[The task]
Look through the lines below and extract any with the word "Enter".

[Given information]
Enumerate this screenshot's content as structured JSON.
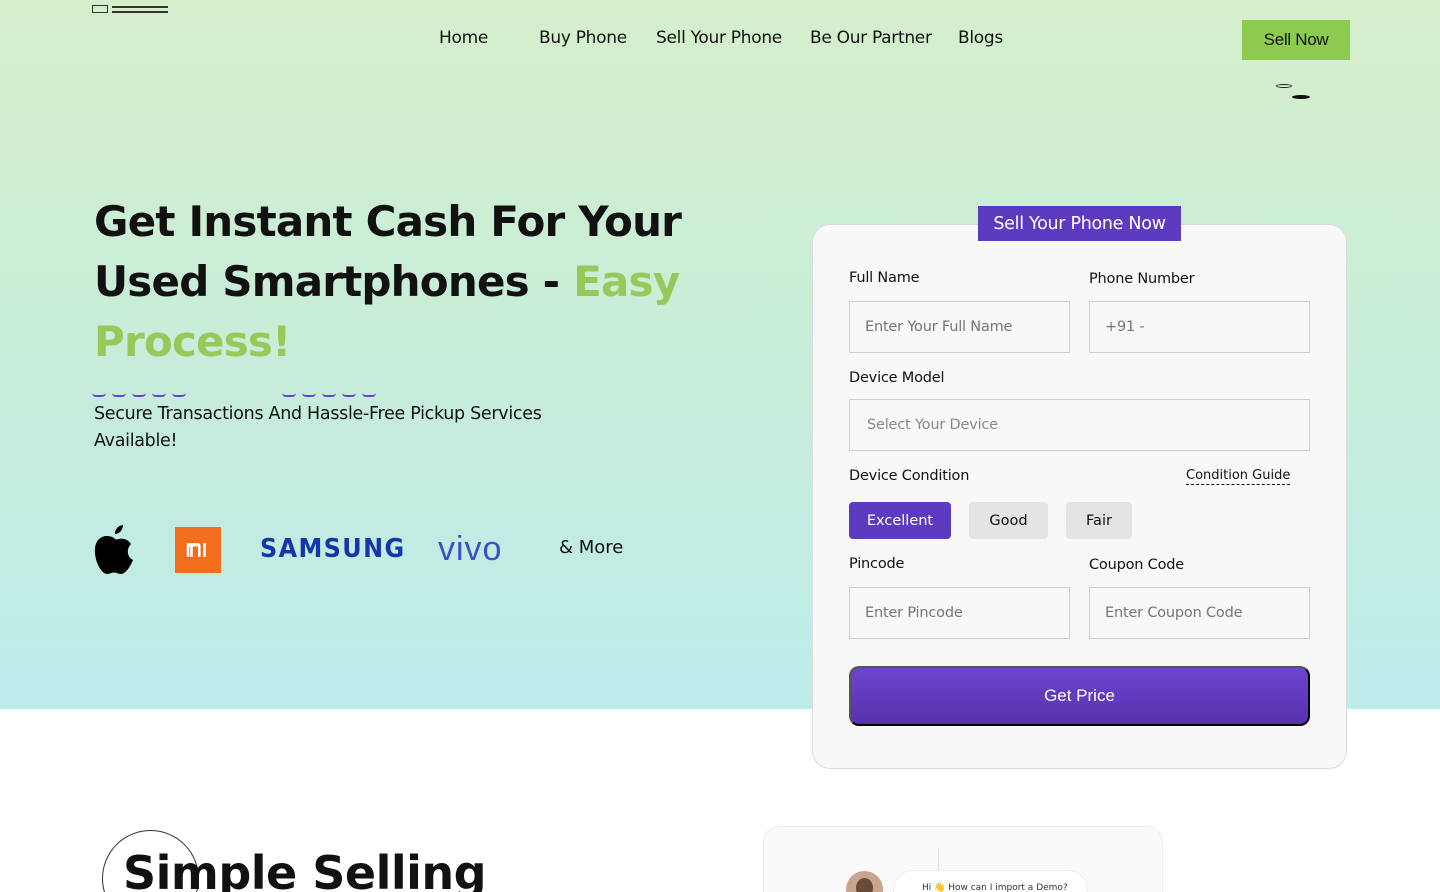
{
  "nav": {
    "items": [
      "Home",
      "Buy Phone",
      "Sell Your Phone",
      "Be Our Partner",
      "Blogs"
    ],
    "cta": "Sell Now"
  },
  "hero": {
    "headline_part1": "Get Instant Cash For Your Used Smartphones - ",
    "headline_accent": "Easy Process!",
    "subtext": "Secure Transactions And Hassle-Free Pickup Services Available!",
    "brands": [
      "apple-logo",
      "mi-logo",
      "SAMSUNG",
      "vivo"
    ],
    "more": "& More"
  },
  "form": {
    "tag": "Sell Your Phone Now",
    "full_name_label": "Full Name",
    "full_name_placeholder": "Enter Your Full Name",
    "phone_label": "Phone Number",
    "phone_placeholder": "+91 -",
    "device_label": "Device Model",
    "device_placeholder": "Select Your Device",
    "condition_label": "Device Condition",
    "condition_guide": "Condition Guide",
    "conditions": [
      "Excellent",
      "Good",
      "Fair"
    ],
    "selected_condition": "Excellent",
    "pincode_label": "Pincode",
    "pincode_placeholder": "Enter Pincode",
    "coupon_label": "Coupon Code",
    "coupon_placeholder": "Enter Coupon Code",
    "submit": "Get Price"
  },
  "section2": {
    "title": "Simple Selling",
    "chat_message": "Hi 👋 How can I import a Demo?"
  },
  "colors": {
    "brand_purple": "#5c3bc0",
    "brand_green": "#8ccb4f",
    "accent_text_green": "#97c95a"
  }
}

[Response to this exercise]
    "full_name_placeholder": "Enter Your Full Name",
    "pincode_placeholder": "Enter Pincode",
    "coupon_placeholder": "Enter Coupon Code",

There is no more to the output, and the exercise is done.